====== MATERIAL SUPPLIED ======

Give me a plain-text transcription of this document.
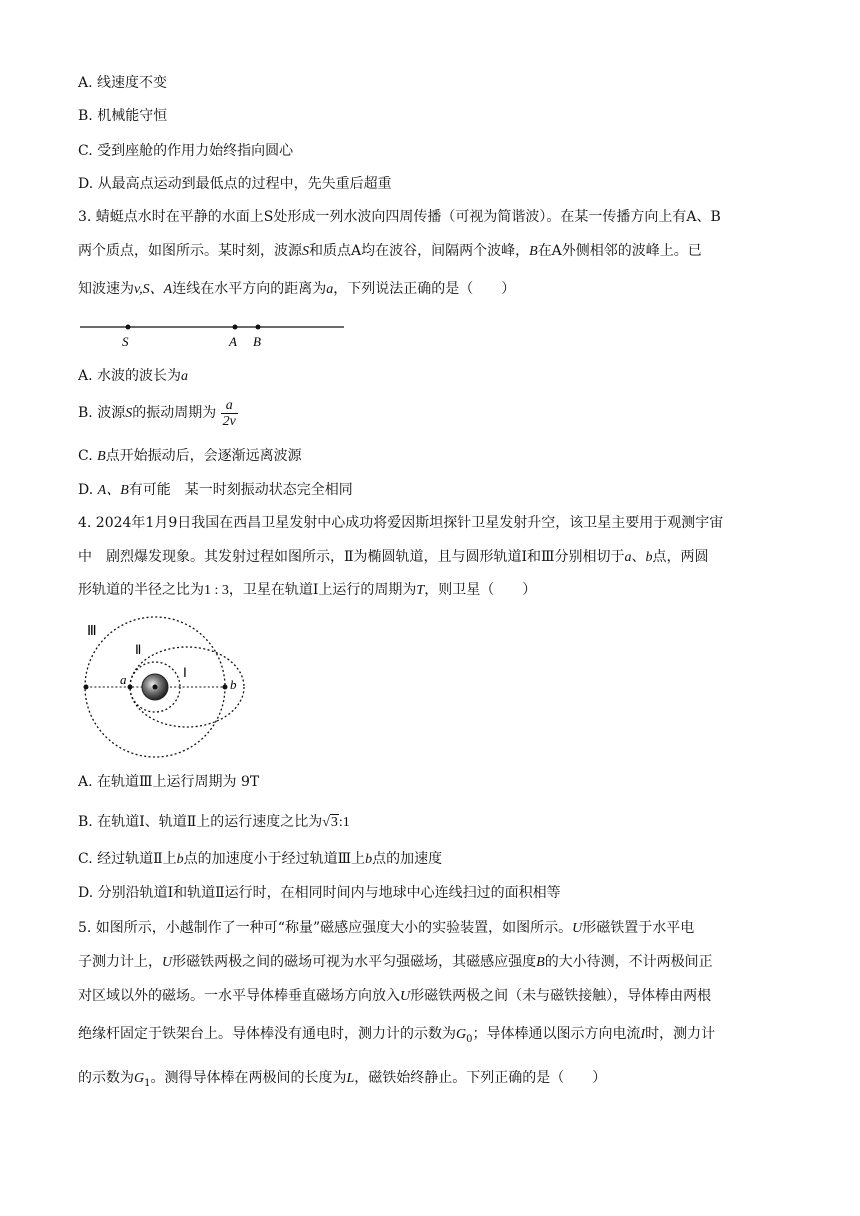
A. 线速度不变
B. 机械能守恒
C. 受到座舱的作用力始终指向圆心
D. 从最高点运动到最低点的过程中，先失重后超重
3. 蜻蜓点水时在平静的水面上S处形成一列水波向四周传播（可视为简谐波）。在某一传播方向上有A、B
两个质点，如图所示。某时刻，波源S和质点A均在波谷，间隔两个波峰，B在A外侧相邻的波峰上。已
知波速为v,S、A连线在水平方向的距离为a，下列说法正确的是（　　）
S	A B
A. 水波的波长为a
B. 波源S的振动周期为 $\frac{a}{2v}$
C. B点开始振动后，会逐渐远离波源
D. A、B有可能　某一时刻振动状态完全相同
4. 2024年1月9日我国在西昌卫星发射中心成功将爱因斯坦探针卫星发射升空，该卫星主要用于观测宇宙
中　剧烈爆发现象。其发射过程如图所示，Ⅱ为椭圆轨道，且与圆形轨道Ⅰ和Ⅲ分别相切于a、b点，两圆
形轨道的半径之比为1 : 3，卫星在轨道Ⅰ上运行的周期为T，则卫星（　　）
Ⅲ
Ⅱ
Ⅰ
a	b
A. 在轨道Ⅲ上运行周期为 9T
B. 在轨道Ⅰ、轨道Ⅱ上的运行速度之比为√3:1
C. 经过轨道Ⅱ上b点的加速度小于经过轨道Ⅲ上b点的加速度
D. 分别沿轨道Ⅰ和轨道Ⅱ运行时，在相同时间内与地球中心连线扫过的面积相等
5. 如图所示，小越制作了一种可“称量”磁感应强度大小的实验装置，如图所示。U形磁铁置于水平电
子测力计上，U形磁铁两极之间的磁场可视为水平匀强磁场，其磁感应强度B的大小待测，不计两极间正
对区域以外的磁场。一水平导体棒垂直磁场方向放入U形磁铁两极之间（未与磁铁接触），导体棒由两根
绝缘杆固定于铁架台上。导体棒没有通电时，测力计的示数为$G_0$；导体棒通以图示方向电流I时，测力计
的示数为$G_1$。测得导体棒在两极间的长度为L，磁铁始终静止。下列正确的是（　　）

======
====== MATERIAL SUPPLIED ======

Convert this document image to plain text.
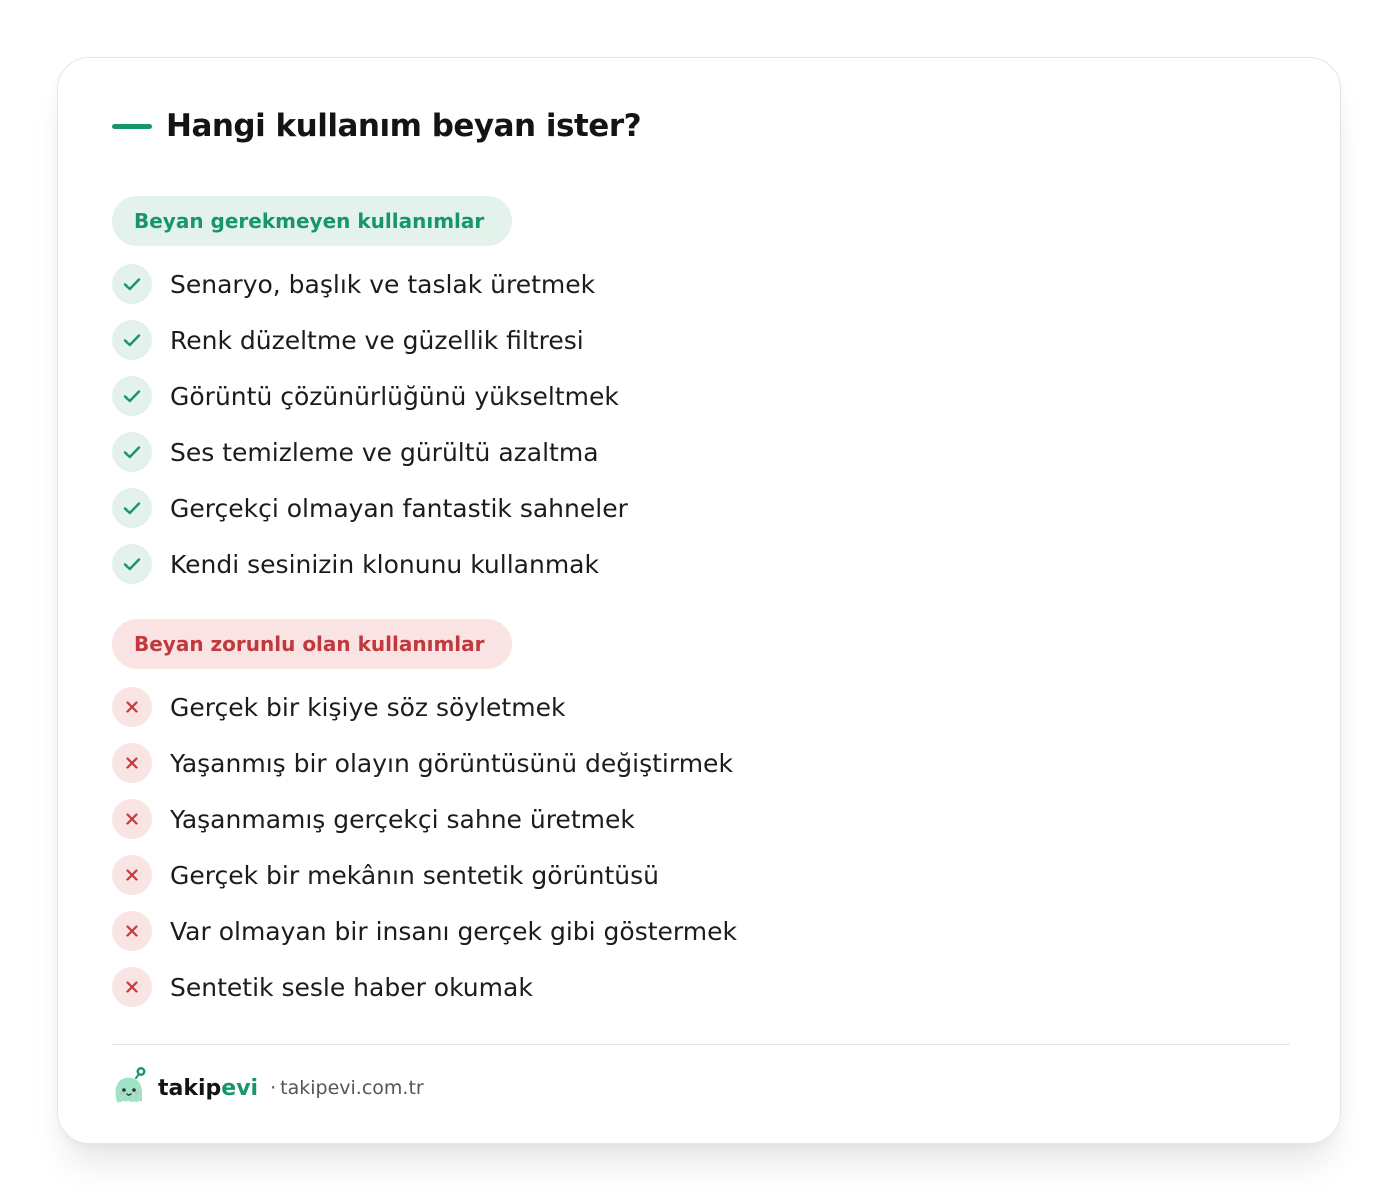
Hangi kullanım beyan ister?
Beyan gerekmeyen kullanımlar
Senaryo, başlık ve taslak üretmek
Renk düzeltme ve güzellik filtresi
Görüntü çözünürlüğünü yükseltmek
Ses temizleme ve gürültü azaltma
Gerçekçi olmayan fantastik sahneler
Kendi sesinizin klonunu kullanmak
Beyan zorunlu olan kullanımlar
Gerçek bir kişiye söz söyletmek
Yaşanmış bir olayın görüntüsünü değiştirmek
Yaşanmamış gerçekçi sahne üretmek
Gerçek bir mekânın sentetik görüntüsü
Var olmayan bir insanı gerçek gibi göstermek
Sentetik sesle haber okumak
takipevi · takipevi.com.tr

======

=== EXERCISE ===
Report only the number of lines that hold the string "olmayan" in this listing.

=== FINISHED TASK ===
2